Among the lines of these entries, how many hold the word "Events"? State only the number.

# # #

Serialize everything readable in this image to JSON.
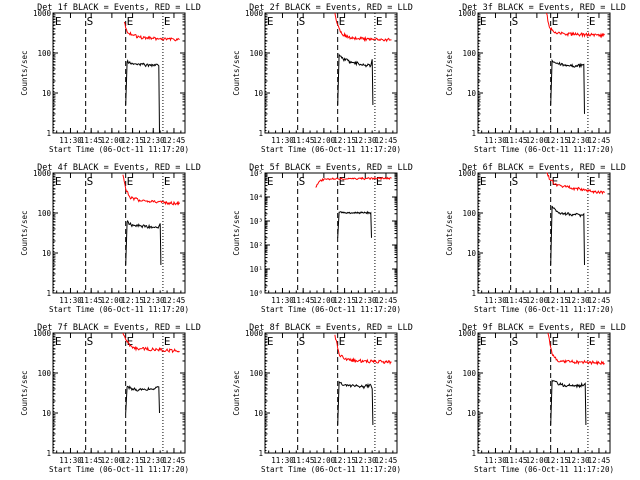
{
  "chart_data": [
    {
      "type": "line",
      "title": "Det 1f BLACK = Events, RED = LLD",
      "xlabel": "Start Time (06-Oct-11 11:17:20)",
      "ylabel": "Counts/sec",
      "scale": "log",
      "ylim": [
        1,
        1000
      ],
      "yticks": [
        "1",
        "10",
        "100",
        "1000"
      ],
      "xticks": [
        "11:30",
        "11:45",
        "12:00",
        "12:15",
        "12:30",
        "12:45"
      ],
      "markers": [
        {
          "label": "E",
          "time": "11:18"
        },
        {
          "label": "S",
          "time": "11:41"
        },
        {
          "label": "E",
          "time": "12:10"
        },
        {
          "label": "E",
          "time": "12:37"
        }
      ],
      "series": [
        {
          "color": "#ff0000",
          "points": [
            [
              "12:09",
              600
            ],
            [
              "12:11",
              340
            ],
            [
              "12:15",
              280
            ],
            [
              "12:20",
              250
            ],
            [
              "12:25",
              240
            ],
            [
              "12:30",
              230
            ],
            [
              "12:35",
              225
            ],
            [
              "12:40",
              220
            ],
            [
              "12:45",
              218
            ],
            [
              "12:49",
              215
            ]
          ]
        },
        {
          "color": "#000000",
          "points": [
            [
              "12:10",
              5
            ],
            [
              "12:11",
              60
            ],
            [
              "12:13",
              60
            ],
            [
              "12:15",
              55
            ],
            [
              "12:20",
              52
            ],
            [
              "12:25",
              50
            ],
            [
              "12:30",
              50
            ],
            [
              "12:33",
              52
            ],
            [
              "12:34",
              48
            ],
            [
              "12:34.5",
              1
            ]
          ]
        }
      ]
    },
    {
      "type": "line",
      "title": "Det 2f BLACK = Events, RED = LLD",
      "xlabel": "Start Time (06-Oct-11 11:17:20)",
      "ylabel": "Counts/sec",
      "scale": "log",
      "ylim": [
        1,
        1000
      ],
      "yticks": [
        "1",
        "10",
        "100",
        "1000"
      ],
      "xticks": [
        "11:30",
        "11:45",
        "12:00",
        "12:15",
        "12:30",
        "12:45"
      ],
      "markers": [
        {
          "label": "E",
          "time": "11:18"
        },
        {
          "label": "S",
          "time": "11:41"
        },
        {
          "label": "E",
          "time": "12:10"
        },
        {
          "label": "E",
          "time": "12:37"
        }
      ],
      "series": [
        {
          "color": "#ff0000",
          "points": [
            [
              "12:08",
              1000
            ],
            [
              "12:10",
              500
            ],
            [
              "12:13",
              300
            ],
            [
              "12:18",
              250
            ],
            [
              "12:25",
              230
            ],
            [
              "12:35",
              220
            ],
            [
              "12:45",
              215
            ],
            [
              "12:49",
              212
            ]
          ]
        },
        {
          "color": "#000000",
          "points": [
            [
              "12:10",
              5
            ],
            [
              "12:11",
              90
            ],
            [
              "12:14",
              70
            ],
            [
              "12:20",
              60
            ],
            [
              "12:25",
              55
            ],
            [
              "12:30",
              50
            ],
            [
              "12:34",
              48
            ],
            [
              "12:35",
              70
            ],
            [
              "12:35.5",
              5
            ]
          ]
        }
      ]
    },
    {
      "type": "line",
      "title": "Det 3f BLACK = Events, RED = LLD",
      "xlabel": "Start Time (06-Oct-11 11:17:20)",
      "ylabel": "Counts/sec",
      "scale": "log",
      "ylim": [
        1,
        1000
      ],
      "yticks": [
        "1",
        "10",
        "100",
        "1000"
      ],
      "xticks": [
        "11:30",
        "11:45",
        "12:00",
        "12:15",
        "12:30",
        "12:45"
      ],
      "markers": [
        {
          "label": "E",
          "time": "11:18"
        },
        {
          "label": "S",
          "time": "11:41"
        },
        {
          "label": "E",
          "time": "12:10"
        },
        {
          "label": "E",
          "time": "12:37"
        }
      ],
      "series": [
        {
          "color": "#ff0000",
          "points": [
            [
              "12:07",
              1000
            ],
            [
              "12:09",
              450
            ],
            [
              "12:13",
              320
            ],
            [
              "12:20",
              300
            ],
            [
              "12:30",
              290
            ],
            [
              "12:40",
              285
            ],
            [
              "12:49",
              280
            ]
          ]
        },
        {
          "color": "#000000",
          "points": [
            [
              "12:10",
              5
            ],
            [
              "12:11",
              65
            ],
            [
              "12:14",
              55
            ],
            [
              "12:20",
              50
            ],
            [
              "12:28",
              48
            ],
            [
              "12:33",
              50
            ],
            [
              "12:34",
              52
            ],
            [
              "12:34.5",
              3
            ]
          ]
        }
      ]
    },
    {
      "type": "line",
      "title": "Det 4f BLACK = Events, RED = LLD",
      "xlabel": "Start Time (06-Oct-11 11:17:20)",
      "ylabel": "Counts/sec",
      "scale": "log",
      "ylim": [
        1,
        1000
      ],
      "yticks": [
        "1",
        "10",
        "100",
        "1000"
      ],
      "xticks": [
        "11:30",
        "11:45",
        "12:00",
        "12:15",
        "12:30",
        "12:45"
      ],
      "markers": [
        {
          "label": "E",
          "time": "11:18"
        },
        {
          "label": "S",
          "time": "11:41"
        },
        {
          "label": "E",
          "time": "12:10"
        },
        {
          "label": "E",
          "time": "12:37"
        }
      ],
      "series": [
        {
          "color": "#ff0000",
          "points": [
            [
              "12:08",
              900
            ],
            [
              "12:10",
              400
            ],
            [
              "12:13",
              250
            ],
            [
              "12:20",
              210
            ],
            [
              "12:30",
              190
            ],
            [
              "12:40",
              180
            ],
            [
              "12:49",
              170
            ]
          ]
        },
        {
          "color": "#000000",
          "points": [
            [
              "12:10",
              5
            ],
            [
              "12:11",
              60
            ],
            [
              "12:14",
              50
            ],
            [
              "12:20",
              48
            ],
            [
              "12:28",
              45
            ],
            [
              "12:34",
              46
            ],
            [
              "12:35",
              55
            ],
            [
              "12:35.5",
              5
            ]
          ]
        }
      ]
    },
    {
      "type": "line",
      "title": "Det 5f BLACK = Events, RED = LLD",
      "xlabel": "Start Time (06-Oct-11 11:17:20)",
      "ylabel": "Counts/sec",
      "scale": "log",
      "ylim": [
        1,
        100000
      ],
      "yticks": [
        "10⁰",
        "10¹",
        "10²",
        "10³",
        "10⁴",
        "10⁵"
      ],
      "xticks": [
        "11:30",
        "11:45",
        "12:00",
        "12:15",
        "12:30",
        "12:45"
      ],
      "markers": [
        {
          "label": "E",
          "time": "11:18"
        },
        {
          "label": "S",
          "time": "11:41"
        },
        {
          "label": "E",
          "time": "12:10"
        },
        {
          "label": "E",
          "time": "12:37"
        }
      ],
      "series": [
        {
          "color": "#ff0000",
          "points": [
            [
              "11:54",
              25000
            ],
            [
              "11:57",
              45000
            ],
            [
              "12:00",
              55000
            ],
            [
              "12:10",
              58000
            ],
            [
              "12:20",
              58000
            ],
            [
              "12:30",
              59000
            ],
            [
              "12:40",
              60000
            ],
            [
              "12:49",
              60000
            ]
          ]
        },
        {
          "color": "#000000",
          "points": [
            [
              "12:10",
              200
            ],
            [
              "12:11",
              2300
            ],
            [
              "12:15",
              2200
            ],
            [
              "12:20",
              2200
            ],
            [
              "12:30",
              2200
            ],
            [
              "12:34",
              2200
            ],
            [
              "12:34.5",
              200
            ]
          ]
        }
      ]
    },
    {
      "type": "line",
      "title": "Det 6f BLACK = Events, RED = LLD",
      "xlabel": "Start Time (06-Oct-11 11:17:20)",
      "ylabel": "Counts/sec",
      "scale": "log",
      "ylim": [
        1,
        1000
      ],
      "yticks": [
        "1",
        "10",
        "100",
        "1000"
      ],
      "xticks": [
        "11:30",
        "11:45",
        "12:00",
        "12:15",
        "12:30",
        "12:45"
      ],
      "markers": [
        {
          "label": "E",
          "time": "11:18"
        },
        {
          "label": "S",
          "time": "11:41"
        },
        {
          "label": "E",
          "time": "12:10"
        },
        {
          "label": "E",
          "time": "12:37"
        }
      ],
      "series": [
        {
          "color": "#ff0000",
          "points": [
            [
              "12:07",
              1000
            ],
            [
              "12:10",
              650
            ],
            [
              "12:15",
              500
            ],
            [
              "12:25",
              420
            ],
            [
              "12:35",
              380
            ],
            [
              "12:45",
              330
            ],
            [
              "12:49",
              320
            ]
          ]
        },
        {
          "color": "#000000",
          "points": [
            [
              "12:10",
              5
            ],
            [
              "12:11",
              150
            ],
            [
              "12:14",
              110
            ],
            [
              "12:20",
              95
            ],
            [
              "12:28",
              90
            ],
            [
              "12:33",
              88
            ],
            [
              "12:34",
              95
            ],
            [
              "12:34.5",
              5
            ]
          ]
        }
      ]
    },
    {
      "type": "line",
      "title": "Det 7f BLACK = Events, RED = LLD",
      "xlabel": "Start Time (06-Oct-11 11:17:20)",
      "ylabel": "Counts/sec",
      "scale": "log",
      "ylim": [
        1,
        1000
      ],
      "yticks": [
        "1",
        "10",
        "100",
        "1000"
      ],
      "xticks": [
        "11:30",
        "11:45",
        "12:00",
        "12:15",
        "12:30",
        "12:45"
      ],
      "markers": [
        {
          "label": "E",
          "time": "11:18"
        },
        {
          "label": "S",
          "time": "11:41"
        },
        {
          "label": "E",
          "time": "12:10"
        },
        {
          "label": "E",
          "time": "12:37"
        }
      ],
      "series": [
        {
          "color": "#ff0000",
          "points": [
            [
              "12:08",
              1000
            ],
            [
              "12:11",
              600
            ],
            [
              "12:15",
              420
            ],
            [
              "12:25",
              400
            ],
            [
              "12:35",
              380
            ],
            [
              "12:45",
              360
            ],
            [
              "12:49",
              350
            ]
          ]
        },
        {
          "color": "#000000",
          "points": [
            [
              "12:10",
              10
            ],
            [
              "12:11",
              45
            ],
            [
              "12:15",
              40
            ],
            [
              "12:20",
              38
            ],
            [
              "12:28",
              40
            ],
            [
              "12:34",
              45
            ],
            [
              "12:34.5",
              10
            ]
          ]
        }
      ]
    },
    {
      "type": "line",
      "title": "Det 8f BLACK = Events, RED = LLD",
      "xlabel": "Start Time (06-Oct-11 11:17:20)",
      "ylabel": "Counts/sec",
      "scale": "log",
      "ylim": [
        1,
        1000
      ],
      "yticks": [
        "1",
        "10",
        "100",
        "1000"
      ],
      "xticks": [
        "11:30",
        "11:45",
        "12:00",
        "12:15",
        "12:30",
        "12:45"
      ],
      "markers": [
        {
          "label": "E",
          "time": "11:18"
        },
        {
          "label": "S",
          "time": "11:41"
        },
        {
          "label": "E",
          "time": "12:10"
        },
        {
          "label": "E",
          "time": "12:37"
        }
      ],
      "series": [
        {
          "color": "#ff0000",
          "points": [
            [
              "12:08",
              900
            ],
            [
              "12:11",
              300
            ],
            [
              "12:15",
              220
            ],
            [
              "12:25",
              200
            ],
            [
              "12:35",
              195
            ],
            [
              "12:45",
              190
            ],
            [
              "12:49",
              185
            ]
          ]
        },
        {
          "color": "#000000",
          "points": [
            [
              "12:10",
              5
            ],
            [
              "12:11",
              60
            ],
            [
              "12:15",
              50
            ],
            [
              "12:20",
              48
            ],
            [
              "12:28",
              45
            ],
            [
              "12:34",
              50
            ],
            [
              "12:35",
              40
            ],
            [
              "12:35.5",
              5
            ]
          ]
        }
      ]
    },
    {
      "type": "line",
      "title": "Det 9f BLACK = Events, RED = LLD",
      "xlabel": "Start Time (06-Oct-11 11:17:20)",
      "ylabel": "Counts/sec",
      "scale": "log",
      "ylim": [
        1,
        1000
      ],
      "yticks": [
        "1",
        "10",
        "100",
        "1000"
      ],
      "xticks": [
        "11:30",
        "11:45",
        "12:00",
        "12:15",
        "12:30",
        "12:45"
      ],
      "markers": [
        {
          "label": "E",
          "time": "11:18"
        },
        {
          "label": "S",
          "time": "11:41"
        },
        {
          "label": "E",
          "time": "12:10"
        },
        {
          "label": "E",
          "time": "12:37"
        }
      ],
      "series": [
        {
          "color": "#ff0000",
          "points": [
            [
              "12:08",
              1000
            ],
            [
              "12:11",
              300
            ],
            [
              "12:15",
              200
            ],
            [
              "12:25",
              190
            ],
            [
              "12:35",
              185
            ],
            [
              "12:45",
              180
            ],
            [
              "12:49",
              175
            ]
          ]
        },
        {
          "color": "#000000",
          "points": [
            [
              "12:10",
              5
            ],
            [
              "12:11",
              65
            ],
            [
              "12:15",
              55
            ],
            [
              "12:20",
              50
            ],
            [
              "12:28",
              48
            ],
            [
              "12:34",
              50
            ],
            [
              "12:35",
              55
            ],
            [
              "12:35.5",
              5
            ]
          ]
        }
      ]
    }
  ]
}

# # #

### RESPONSE
9